Required task:
Find the word "Rachel" in the data. Return every line where it appears.

-- Start --

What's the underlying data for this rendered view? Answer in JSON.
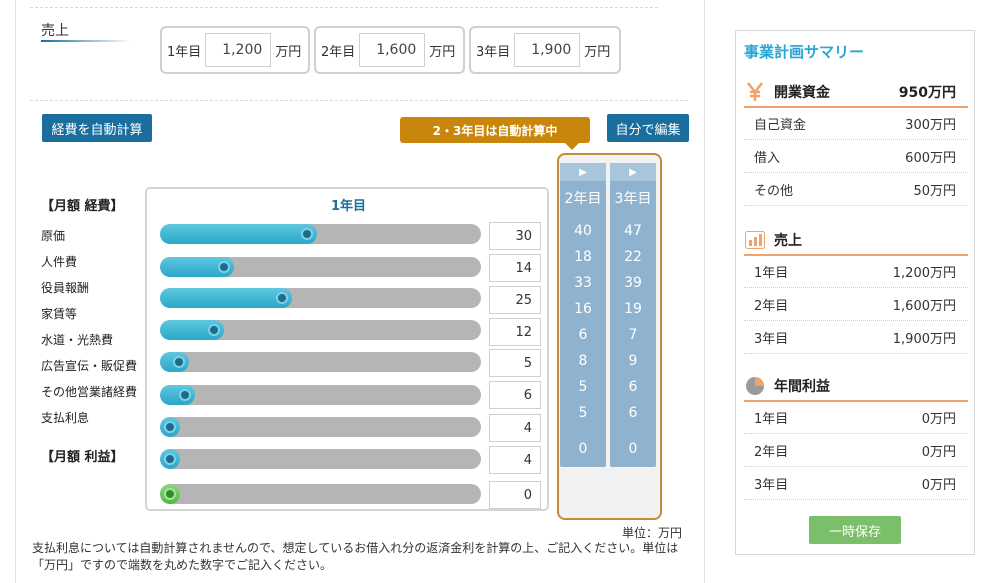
{
  "sales": {
    "label": "売上",
    "years": [
      {
        "label": "1年目",
        "value": "1,200",
        "unit": "万円"
      },
      {
        "label": "2年目",
        "value": "1,600",
        "unit": "万円"
      },
      {
        "label": "3年目",
        "value": "1,900",
        "unit": "万円"
      }
    ]
  },
  "buttons": {
    "auto_calc": "経費を自動計算",
    "self_edit": "自分で編集",
    "save": "一時保存"
  },
  "tooltip": "2・3年目は自動計算中",
  "panel_title": "1年目",
  "auto_columns": [
    {
      "arrow": "▶",
      "year": "2年目",
      "values": [
        "40",
        "18",
        "33",
        "16",
        "6",
        "8",
        "5",
        "5",
        "0"
      ]
    },
    {
      "arrow": "▶",
      "year": "3年目",
      "values": [
        "47",
        "22",
        "39",
        "19",
        "7",
        "9",
        "6",
        "6",
        "0"
      ]
    }
  ],
  "expenses_head": "【月額 経費】",
  "profit_head": "【月額 利益】",
  "expenses": [
    {
      "label": "原価",
      "value": "30",
      "fill": 0.49
    },
    {
      "label": "人件費",
      "value": "14",
      "fill": 0.23
    },
    {
      "label": "役員報酬",
      "value": "25",
      "fill": 0.41
    },
    {
      "label": "家賃等",
      "value": "12",
      "fill": 0.2
    },
    {
      "label": "水道・光熱費",
      "value": "5",
      "fill": 0.09
    },
    {
      "label": "広告宣伝・販促費",
      "value": "6",
      "fill": 0.11
    },
    {
      "label": "その他営業諸経費",
      "value": "4",
      "fill": 0.06
    },
    {
      "label": "支払利息",
      "value": "4",
      "fill": 0.06
    }
  ],
  "profit": {
    "value": "0",
    "fill": 0.05
  },
  "unit_note": "単位：万円",
  "note": "支払利息については自動計算されませんので、想定しているお借入れ分の返済金利を計算の上、ご記入ください。単位は「万円」ですので端数を丸めた数字でご記入ください。",
  "summary": {
    "title": "事業計画サマリー",
    "capital": {
      "head": "開業資金",
      "total": "950万円",
      "icon": "yen-icon",
      "rows": [
        {
          "label": "自己資金",
          "value": "300万円"
        },
        {
          "label": "借入",
          "value": "600万円"
        },
        {
          "label": "その他",
          "value": "50万円"
        }
      ]
    },
    "sales": {
      "head": "売上",
      "icon": "bar-chart-icon",
      "rows": [
        {
          "label": "1年目",
          "value": "1,200万円"
        },
        {
          "label": "2年目",
          "value": "1,600万円"
        },
        {
          "label": "3年目",
          "value": "1,900万円"
        }
      ]
    },
    "profit": {
      "head": "年間利益",
      "icon": "pie-chart-icon",
      "rows": [
        {
          "label": "1年目",
          "value": "0万円"
        },
        {
          "label": "2年目",
          "value": "0万円"
        },
        {
          "label": "3年目",
          "value": "0万円"
        }
      ]
    }
  },
  "colors": {
    "accent": "#1a6e9e",
    "tooltip": "#c8860d",
    "summary_title": "#29a4d4",
    "section_rule": "#f0a36a",
    "save": "#7bbf6a"
  }
}
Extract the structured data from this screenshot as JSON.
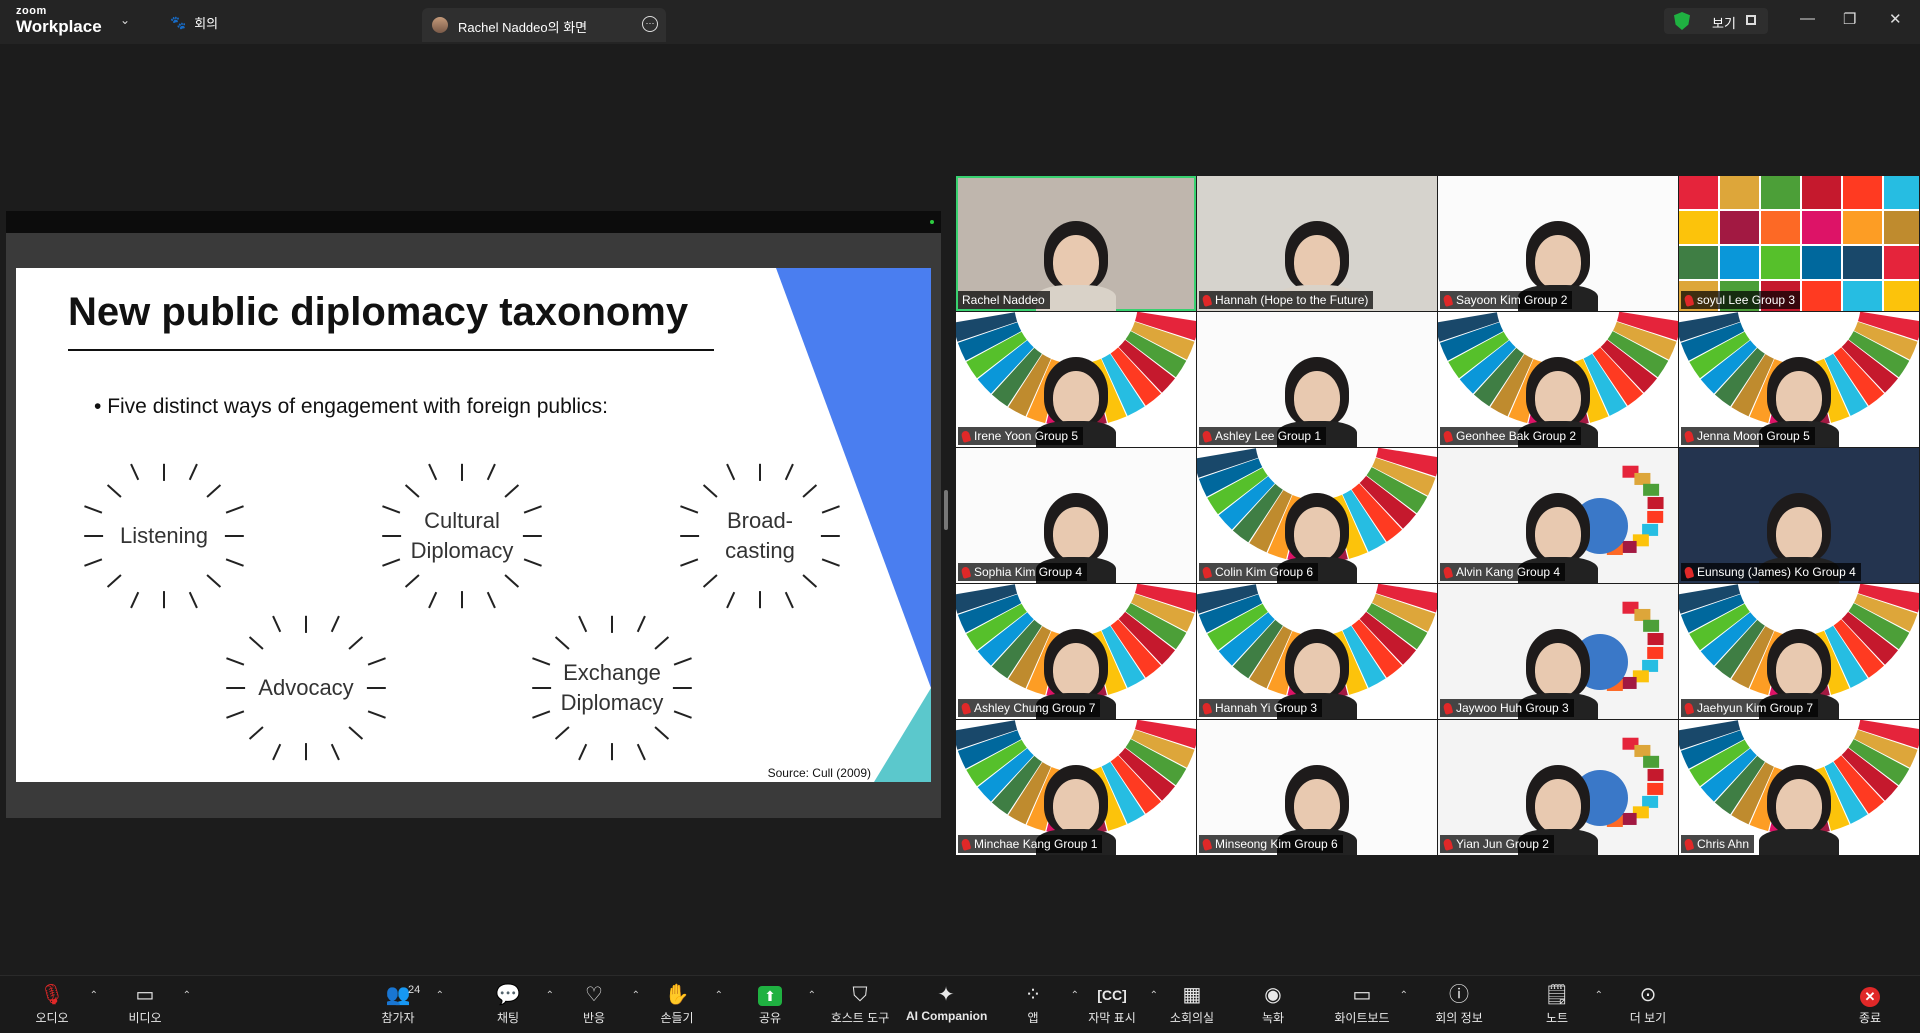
{
  "app": {
    "logo_top": "zoom",
    "logo_bottom": "Workplace",
    "meeting_tab": "회의",
    "share_tab_title": "Rachel Naddeo의 화면",
    "view_label": "보기"
  },
  "slide": {
    "title": "New public diplomacy taxonomy",
    "bullet": "Five distinct ways of engagement with foreign publics:",
    "items": [
      {
        "line1": "Listening",
        "line2": ""
      },
      {
        "line1": "Cultural",
        "line2": "Diplomacy"
      },
      {
        "line1": "Broad-",
        "line2": "casting"
      },
      {
        "line1": "Advocacy",
        "line2": ""
      },
      {
        "line1": "Exchange",
        "line2": "Diplomacy"
      }
    ],
    "source": "Source: Cull (2009)",
    "accent_blue": "#4a7ef0",
    "accent_teal": "#5bc8cc"
  },
  "participants": [
    {
      "name": "Rachel Naddeo",
      "bg": "photo",
      "muted": false,
      "active": true
    },
    {
      "name": "Hannah (Hope to the Future)",
      "bg": "photo",
      "muted": true
    },
    {
      "name": "Sayoon Kim Group 2",
      "bg": "white",
      "muted": true
    },
    {
      "name": "soyul Lee Group 3",
      "bg": "sdg-grid",
      "muted": true
    },
    {
      "name": "Irene Yoon Group 5",
      "bg": "sdg-wheel",
      "muted": true
    },
    {
      "name": "Ashley Lee Group 1",
      "bg": "white",
      "muted": true
    },
    {
      "name": "Geonhee Bak Group 2",
      "bg": "sdg-wheel",
      "muted": true
    },
    {
      "name": "Jenna Moon Group 5",
      "bg": "sdg-wheel",
      "muted": true
    },
    {
      "name": "Sophia Kim Group 4",
      "bg": "white",
      "muted": true
    },
    {
      "name": "Colin Kim Group 6",
      "bg": "sdg-wheel",
      "muted": true
    },
    {
      "name": "Alvin Kang Group 4",
      "bg": "globe",
      "muted": true
    },
    {
      "name": "Eunsung (James) Ko Group 4",
      "bg": "dark-blue",
      "muted": true
    },
    {
      "name": "Ashley Chung Group 7",
      "bg": "sdg-wheel",
      "muted": true
    },
    {
      "name": "Hannah Yi Group 3",
      "bg": "sdg-wheel",
      "muted": true
    },
    {
      "name": "Jaywoo Huh Group 3",
      "bg": "globe",
      "muted": true
    },
    {
      "name": "Jaehyun Kim Group 7",
      "bg": "sdg-wheel",
      "muted": true
    },
    {
      "name": "Minchae Kang Group 1",
      "bg": "sdg-wheel",
      "muted": true
    },
    {
      "name": "Minseong Kim Group 6",
      "bg": "white",
      "muted": true
    },
    {
      "name": "Yian Jun Group 2",
      "bg": "globe",
      "muted": true
    },
    {
      "name": "Chris Ahn",
      "bg": "sdg-wheel",
      "muted": true
    }
  ],
  "toolbar": {
    "audio": "오디오",
    "video": "비디오",
    "participants": "참가자",
    "participants_count": "24",
    "chat": "채팅",
    "react": "반응",
    "raise_hand": "손들기",
    "share": "공유",
    "host_tools": "호스트 도구",
    "ai_companion": "AI Companion",
    "apps": "앱",
    "captions": "자막 표시",
    "breakout": "소회의실",
    "record": "녹화",
    "whiteboard": "화이트보드",
    "meeting_info": "회의 정보",
    "notes": "노트",
    "more": "더 보기",
    "end": "종료"
  },
  "colors": {
    "brand_green": "#1fb141",
    "end_red": "#e02828",
    "active_speaker": "#38d170"
  },
  "sdg_colors": [
    "#e5243b",
    "#dda63a",
    "#4c9f38",
    "#c5192d",
    "#ff3a21",
    "#26bde2",
    "#fcc30b",
    "#a21942",
    "#fd6925",
    "#dd1367",
    "#fd9d24",
    "#bf8b2e",
    "#3f7e44",
    "#0a97d9",
    "#56c02b",
    "#00689d",
    "#19486a"
  ]
}
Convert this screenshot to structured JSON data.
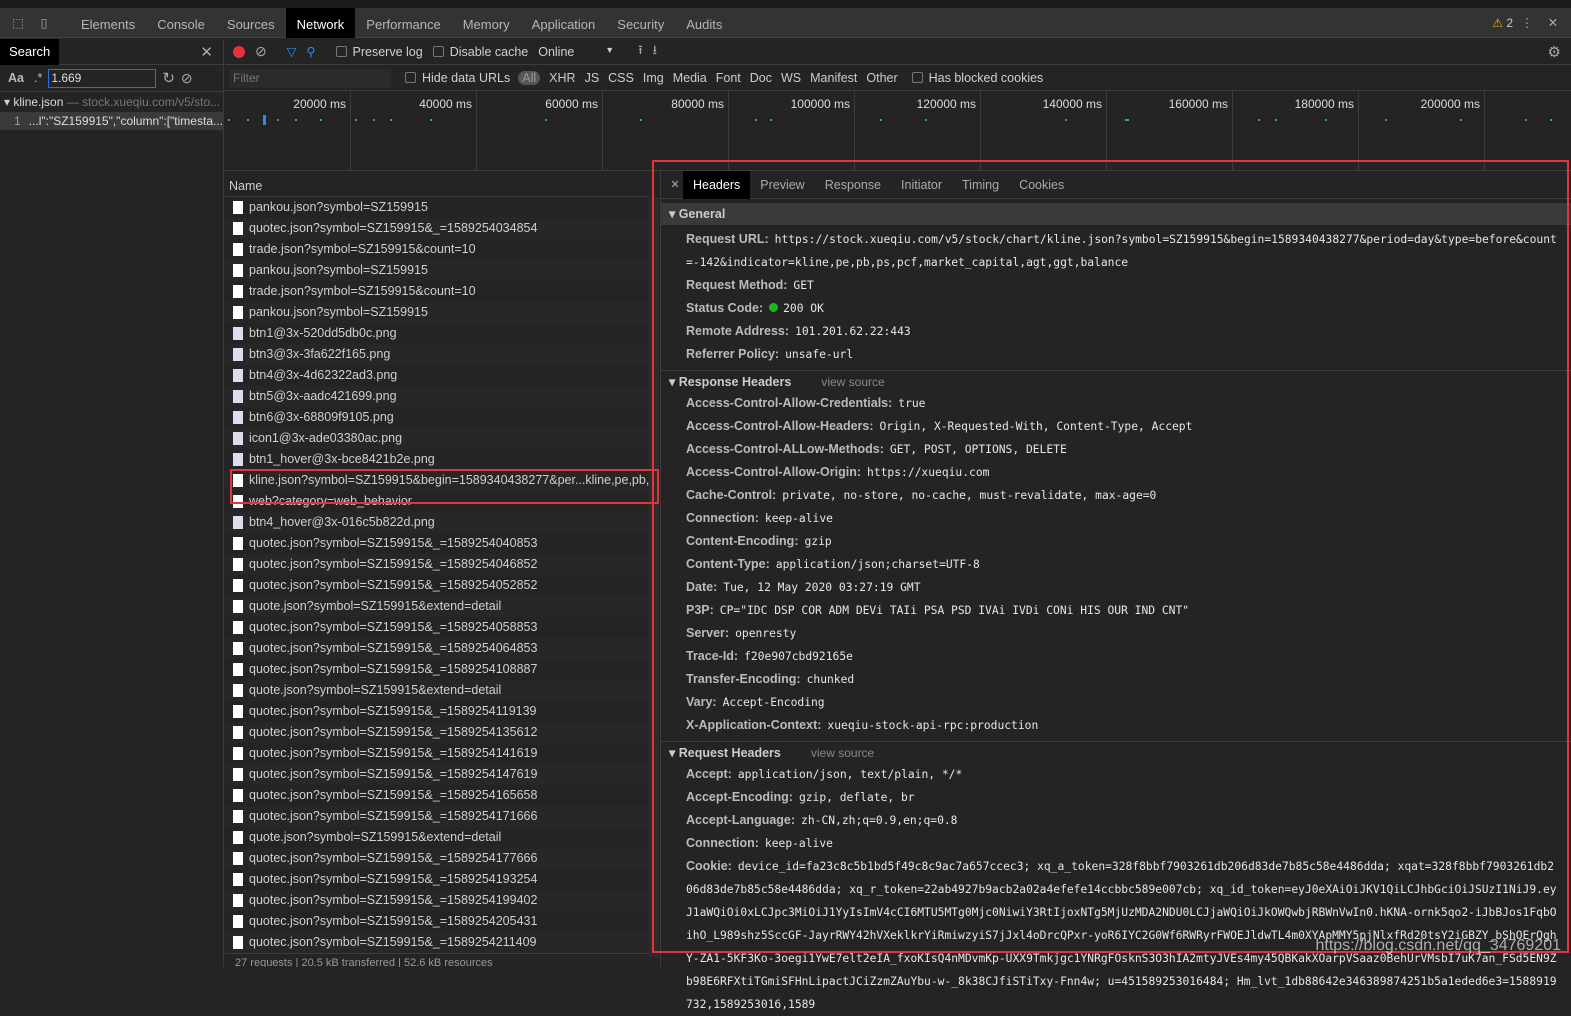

-- End --

Answer to this exercise:
    "share_tab_title": "Rachel Naddeo의 화면",
      "name": "Rachel Naddeo",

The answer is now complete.